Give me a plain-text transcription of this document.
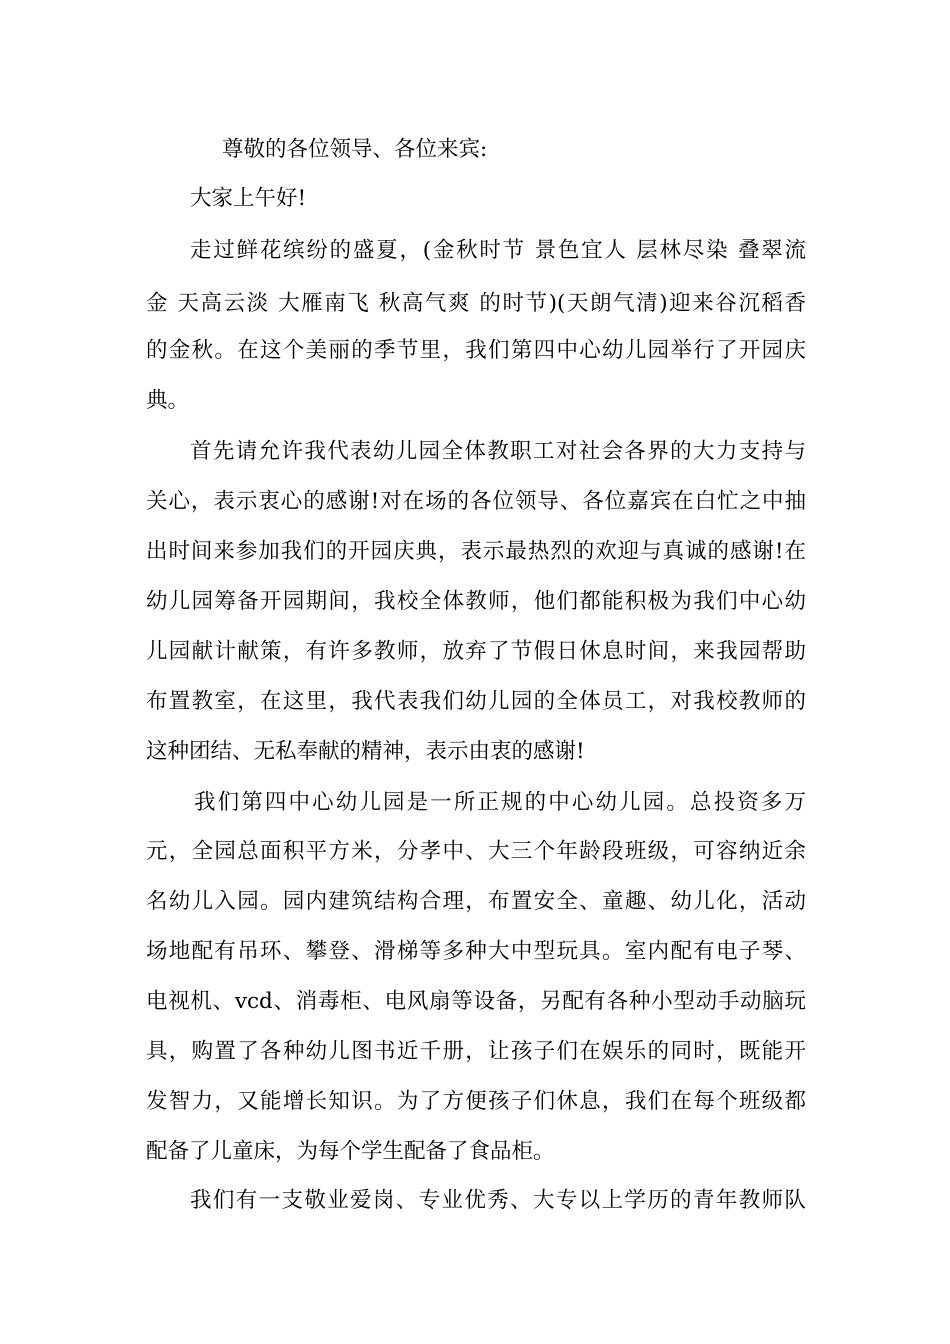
尊敬的各位领导、各位来宾:
大家上午好!
走过鲜花缤纷的盛夏，(金秋时节 景色宜人 层林尽染 叠翠流
金 天高云淡 大雁南飞 秋高气爽 的时节)(天朗气清)迎来谷沉稻香
的金秋。在这个美丽的季节里，我们第四中心幼儿园举行了开园庆
典。
首先请允许我代表幼儿园全体教职工对社会各界的大力支持与
关心，表示衷心的感谢!对在场的各位领导、各位嘉宾在白忙之中抽
出时间来参加我们的开园庆典，表示最热烈的欢迎与真诚的感谢!在
幼儿园筹备开园期间，我校全体教师，他们都能积极为我们中心幼
儿园献计献策，有许多教师，放弃了节假日休息时间，来我园帮助
布置教室，在这里，我代表我们幼儿园的全体员工，对我校教师的
这种团结、无私奉献的精神，表示由衷的感谢!
我们第四中心幼儿园是一所正规的中心幼儿园。总投资多万
元，全园总面积平方米，分孝中、大三个年龄段班级，可容纳近余
名幼儿入园。园内建筑结构合理，布置安全、童趣、幼儿化，活动
场地配有吊环、攀登、滑梯等多种大中型玩具。室内配有电子琴、
电视机、vcd、消毒柜、电风扇等设备，另配有各种小型动手动脑玩
具，购置了各种幼儿图书近千册，让孩子们在娱乐的同时，既能开
发智力，又能增长知识。为了方便孩子们休息，我们在每个班级都
配备了儿童床，为每个学生配备了食品柜。
我们有一支敬业爱岗、专业优秀、大专以上学历的青年教师队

------------------------------

[GIVEN EXERCISE] Set down all the entries exactly as they appear, but skip any pictures.

[EXPECTED ANSWER]
Give me a plain-text transcription of this document.
尊敬的各位领导、各位来宾:
大家上午好!
走过鲜花缤纷的盛夏，(金秋时节 景色宜人 层林尽染 叠翠流
金 天高云淡 大雁南飞 秋高气爽 的时节)(天朗气清)迎来谷沉稻香
的金秋。在这个美丽的季节里，我们第四中心幼儿园举行了开园庆
典。
首先请允许我代表幼儿园全体教职工对社会各界的大力支持与
关心，表示衷心的感谢!对在场的各位领导、各位嘉宾在白忙之中抽
出时间来参加我们的开园庆典，表示最热烈的欢迎与真诚的感谢!在
幼儿园筹备开园期间，我校全体教师，他们都能积极为我们中心幼
儿园献计献策，有许多教师，放弃了节假日休息时间，来我园帮助
布置教室，在这里，我代表我们幼儿园的全体员工，对我校教师的
这种团结、无私奉献的精神，表示由衷的感谢!
我们第四中心幼儿园是一所正规的中心幼儿园。总投资多万
元，全园总面积平方米，分孝中、大三个年龄段班级，可容纳近余
名幼儿入园。园内建筑结构合理，布置安全、童趣、幼儿化，活动
场地配有吊环、攀登、滑梯等多种大中型玩具。室内配有电子琴、
电视机、vcd、消毒柜、电风扇等设备，另配有各种小型动手动脑玩
具，购置了各种幼儿图书近千册，让孩子们在娱乐的同时，既能开
发智力，又能增长知识。为了方便孩子们休息，我们在每个班级都
配备了儿童床，为每个学生配备了食品柜。
我们有一支敬业爱岗、专业优秀、大专以上学历的青年教师队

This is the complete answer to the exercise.